# Set exercise:
Write out only the lines running from the one that contains "Serialize everything readable" to the end of the material, both ends included.

# Given data:
"""

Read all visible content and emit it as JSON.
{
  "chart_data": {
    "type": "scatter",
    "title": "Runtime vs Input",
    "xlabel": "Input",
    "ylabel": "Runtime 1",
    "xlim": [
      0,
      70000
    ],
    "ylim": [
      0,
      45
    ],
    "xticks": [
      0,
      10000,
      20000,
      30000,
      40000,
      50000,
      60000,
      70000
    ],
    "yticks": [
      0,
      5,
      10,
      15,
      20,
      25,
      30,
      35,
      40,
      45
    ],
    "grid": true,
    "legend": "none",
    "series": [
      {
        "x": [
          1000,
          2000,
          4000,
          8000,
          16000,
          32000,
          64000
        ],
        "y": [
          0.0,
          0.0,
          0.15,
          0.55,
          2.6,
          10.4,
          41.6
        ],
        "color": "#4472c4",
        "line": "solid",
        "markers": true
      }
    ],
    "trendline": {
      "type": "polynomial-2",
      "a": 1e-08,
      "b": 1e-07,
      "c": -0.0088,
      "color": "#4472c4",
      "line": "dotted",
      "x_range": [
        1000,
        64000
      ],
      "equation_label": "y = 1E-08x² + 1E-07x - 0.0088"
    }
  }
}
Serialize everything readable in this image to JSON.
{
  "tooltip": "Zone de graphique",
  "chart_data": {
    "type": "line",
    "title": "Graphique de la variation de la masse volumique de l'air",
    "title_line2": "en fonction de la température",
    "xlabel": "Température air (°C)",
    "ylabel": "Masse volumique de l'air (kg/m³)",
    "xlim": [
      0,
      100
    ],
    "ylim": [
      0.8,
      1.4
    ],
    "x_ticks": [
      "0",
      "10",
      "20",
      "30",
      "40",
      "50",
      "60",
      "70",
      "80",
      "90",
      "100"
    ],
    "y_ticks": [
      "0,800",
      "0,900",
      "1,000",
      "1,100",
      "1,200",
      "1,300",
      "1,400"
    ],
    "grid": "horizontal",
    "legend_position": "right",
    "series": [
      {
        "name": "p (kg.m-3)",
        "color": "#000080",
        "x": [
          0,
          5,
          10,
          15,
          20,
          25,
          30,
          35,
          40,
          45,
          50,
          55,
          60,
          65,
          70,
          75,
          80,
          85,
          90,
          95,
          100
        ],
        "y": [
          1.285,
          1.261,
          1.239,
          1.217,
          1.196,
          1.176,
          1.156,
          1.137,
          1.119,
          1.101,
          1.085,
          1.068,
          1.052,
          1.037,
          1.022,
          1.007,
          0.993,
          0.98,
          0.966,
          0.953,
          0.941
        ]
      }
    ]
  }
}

"""

# Solved problem:
Serialize everything readable in this image to JSON.
{
  "tooltip": "Zone de graphique",
  "chart_data": {
    "type": "line",
    "title": "Graphique de la variation de la masse volumique de l'air",
    "title_line2": "en fonction de la température",
    "xlabel": "Température air (°C)",
    "ylabel": "Masse volumique de l'air (kg/m³)",
    "xlim": [
      0,
      100
    ],
    "ylim": [
      0.8,
      1.4
    ],
    "x_ticks": [
      "0",
      "10",
      "20",
      "30",
      "40",
      "50",
      "60",
      "70",
      "80",
      "90",
      "100"
    ],
    "y_ticks": [
      "0,800",
      "0,900",
      "1,000",
      "1,100",
      "1,200",
      "1,300",
      "1,400"
    ],
    "grid": "horizontal",
    "legend_position": "right",
    "series": [
      {
        "name": "p (kg.m-3)",
        "color": "#000080",
        "x": [
          0,
          5,
          10,
          15,
          20,
          25,
          30,
          35,
          40,
          45,
          50,
          55,
          60,
          65,
          70,
          75,
          80,
          85,
          90,
          95,
          100
        ],
        "y": [
          1.285,
          1.261,
          1.239,
          1.217,
          1.196,
          1.176,
          1.156,
          1.137,
          1.119,
          1.101,
          1.085,
          1.068,
          1.052,
          1.037,
          1.022,
          1.007,
          0.993,
          0.98,
          0.966,
          0.953,
          0.941
        ]
      }
    ]
  }
}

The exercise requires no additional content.